Dataset entries on figures
- - - - -
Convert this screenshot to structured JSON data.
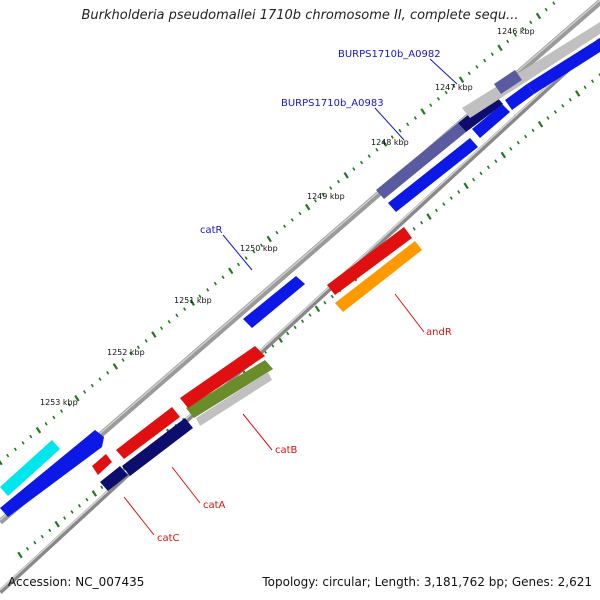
{
  "title": "Burkholderia pseudomallei 1710b chromosome II, complete sequ...",
  "footer": {
    "accession": "Accession: NC_007435",
    "summary": "Topology: circular; Length: 3,181,762 bp; Genes: 2,621"
  },
  "ticks": [
    "1246 kbp",
    "1247 kbp",
    "1248 kbp",
    "1249 kbp",
    "1250 kbp",
    "1251 kbp",
    "1252 kbp",
    "1253 kbp"
  ],
  "gene_labels": [
    {
      "text": "BURPS1710b_A0982",
      "color": "#1515c8"
    },
    {
      "text": "BURPS1710b_A0983",
      "color": "#1515c8"
    },
    {
      "text": "catR",
      "color": "#1515c8"
    },
    {
      "text": "andR",
      "color": "#dd1111"
    },
    {
      "text": "catB",
      "color": "#dd1111"
    },
    {
      "text": "catA",
      "color": "#dd1111"
    },
    {
      "text": "catC",
      "color": "#dd1111"
    }
  ],
  "colors": {
    "backbone": "#8c8c8c",
    "tick_dots": "#1f7a1f",
    "blue_cds": "#0b18e6",
    "navy_cds": "#0d0d6e",
    "red_cds": "#e01010",
    "orange_cds": "#ff9900",
    "olive_cds": "#6a8c2a",
    "cyan_cds": "#00e6ee",
    "slate_cds": "#5a5aa0",
    "grey_cds": "#c0c0c0"
  }
}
- - - - -
▶ **Problem to work on**
After removing each picture, print the entries above exactly as they were.

▶ **Result of this task**
Convert this screenshot to structured JSON data.
{
  "title": "Burkholderia pseudomallei 1710b chromosome II, complete sequ...",
  "footer": {
    "accession": "Accession: NC_007435",
    "summary": "Topology: circular; Length: 3,181,762 bp; Genes: 2,621"
  },
  "ticks": [
    "1246 kbp",
    "1247 kbp",
    "1248 kbp",
    "1249 kbp",
    "1250 kbp",
    "1251 kbp",
    "1252 kbp",
    "1253 kbp"
  ],
  "gene_labels": [
    {
      "text": "BURPS1710b_A0982",
      "color": "#1515c8"
    },
    {
      "text": "BURPS1710b_A0983",
      "color": "#1515c8"
    },
    {
      "text": "catR",
      "color": "#1515c8"
    },
    {
      "text": "andR",
      "color": "#dd1111"
    },
    {
      "text": "catB",
      "color": "#dd1111"
    },
    {
      "text": "catA",
      "color": "#dd1111"
    },
    {
      "text": "catC",
      "color": "#dd1111"
    }
  ],
  "colors": {
    "backbone": "#8c8c8c",
    "tick_dots": "#1f7a1f",
    "blue_cds": "#0b18e6",
    "navy_cds": "#0d0d6e",
    "red_cds": "#e01010",
    "orange_cds": "#ff9900",
    "olive_cds": "#6a8c2a",
    "cyan_cds": "#00e6ee",
    "slate_cds": "#5a5aa0",
    "grey_cds": "#c0c0c0"
  }
}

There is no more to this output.